[START OF READING TEXT]

The economic and environmental trade-offs in relational GVC activities are examined in this study. Figure 6a depicts the trend of carbon intensity changes. While the carbon intensity of the FIEs in China is significantly lower than that of the DOEs, the decrease in energy intensity of the DOEs in China is higher (−72.13%) than that of the FIEs (−67.89%). The relatively low carbon of the FIEs presents an opportunity for the DOEs to decrease their carbon intensity by learning directly from the FIEs or indirectly through technological spillovers, and the environmental performance of the DOEs shows a continuous catch-up with the FIEs. This is mainly attributed to the spillover effects resulting from the ‘’stickiness’’ of domestic GVC relationships. Although the scale effects of GVCs can lead to negative environmental impacts through increased transportation, travel, waste generation and overexploitation of scarce resources, production linkages between firms upstream and downstream of the value chain promote the development, adoption and improvement of environmentally friendly production technologies (Xing et al., 2023 [21]). This process is carried out more through the production activities of the domestic GVCs, particularly those involving production interactions between the DOEs and FIEs (chain structure and circle structure). As shown in Figure 6b, the carbon intensity of domestic GVCs is lower than that of the cross-border GVCs. Compared to the cross-border GVCs, domestic GVCs are more likely to be a pathway for DOEs to obtain green technology spillovers from FIEs, generating positive economic and environmental trade-offs, i.e., the “greening of GVCs”. Previous studies have emphasized the presence of green technology spillovers among DOEs and FIEs within the same sector, particularly in developing countries (Cole et al., 2008 [63]; Hou et al., 2023a [37]).

In the domestic GVC activities (Figure 7), the circle-structured carbon intensity was higher than the chain structure, and this result indicates that the various forms of production networks established by firms participating in GVCs exhibit differing environmental performances, which will generate distinct economic and environmental trade-offs. Different network patterns among firms correspond to the production structures formed under the drive of different production strategies, which generate varying economic and environmental impacts. Further, although the circle-structured intensity is higher than the chain structure, the reduction in the carbon intensity of the circle-structured relationship during the study period (−70.65%) was overall more significant than that of the chain structure, revealing a higher potential for emission reductions. The previous section also supports the idea that circle-structured relationship activities have a greater impact on carbon emission growth compared to the chain structure. It is observed that, except for a rebound during the financial crisis period, both the chain- and circle-structured carbon intensities show a decreasing trend over time. Moreover, in cross-border GVC activities, the chain-structured pattern tends to be higher than the circle-structured pattern, with both patterns showing a decreasing trend.

[END OF READING TEXT]
[START OF DATA ENTRIES]

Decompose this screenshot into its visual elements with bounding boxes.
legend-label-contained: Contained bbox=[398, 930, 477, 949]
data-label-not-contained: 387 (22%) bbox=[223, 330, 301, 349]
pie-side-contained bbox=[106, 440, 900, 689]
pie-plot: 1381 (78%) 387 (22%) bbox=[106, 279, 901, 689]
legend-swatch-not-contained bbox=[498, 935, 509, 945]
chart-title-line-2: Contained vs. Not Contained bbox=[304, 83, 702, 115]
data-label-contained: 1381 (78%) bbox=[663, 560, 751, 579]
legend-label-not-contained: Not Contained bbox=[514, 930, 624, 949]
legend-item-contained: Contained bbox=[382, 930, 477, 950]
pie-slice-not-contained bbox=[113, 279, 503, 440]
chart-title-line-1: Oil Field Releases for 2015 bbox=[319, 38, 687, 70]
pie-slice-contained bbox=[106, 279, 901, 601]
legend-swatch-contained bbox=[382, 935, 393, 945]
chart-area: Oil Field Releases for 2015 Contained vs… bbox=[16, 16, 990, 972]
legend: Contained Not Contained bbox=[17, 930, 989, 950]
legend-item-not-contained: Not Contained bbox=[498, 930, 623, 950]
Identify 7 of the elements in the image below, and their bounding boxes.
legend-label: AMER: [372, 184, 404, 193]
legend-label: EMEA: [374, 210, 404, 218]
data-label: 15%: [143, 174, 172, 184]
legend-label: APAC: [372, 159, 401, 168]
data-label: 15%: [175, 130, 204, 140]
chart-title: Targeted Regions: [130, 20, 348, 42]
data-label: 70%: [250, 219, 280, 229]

[END OF DATA ENTRIES]

GIVEN TASK A: In the passage on carbon intensity in global value chains, by how much did the carbon intensity of the circle-structured relationship fall during the study period?
GIVEN TASK B: Continue the passage on carbon intensity in global value chains from its last sentence.

EXERCISE OUTPUT A: It fell by 70.65%.

EXERCISE OUTPUT B:
3.4. SDA Results of China’s Carbon Emission Changes

The results from the SDA suggest that the carbon intensity effect is the primary factor in reducing China’s carbon emissions, with the carbon intensity effect of DOEs playing a particularly significant role (see Figure 8). Over the sample period, the carbon intensity effect of DOEs has led to a reduction in emissions by 9136.79 MT, which was significantly higher than the contribution from other factors. In comparison, the carbon intensity effect of FIEs only resulted in a decrease of 516.73 MT. The domestic final demand effect (which includes the final product demand effect on DOEs, FIEs and foreign firms) is the main factor contributing to China’s carbon emission increase, totaling 9740.72 MT during the sample period. Additionally, the foreign final goods demand effect caused China’s carbon emissions to increase by 1399.91 MT. However, this boosting effect gradually weakened after 2011, indicating that the Chinese export structure of final goods was improved effectively.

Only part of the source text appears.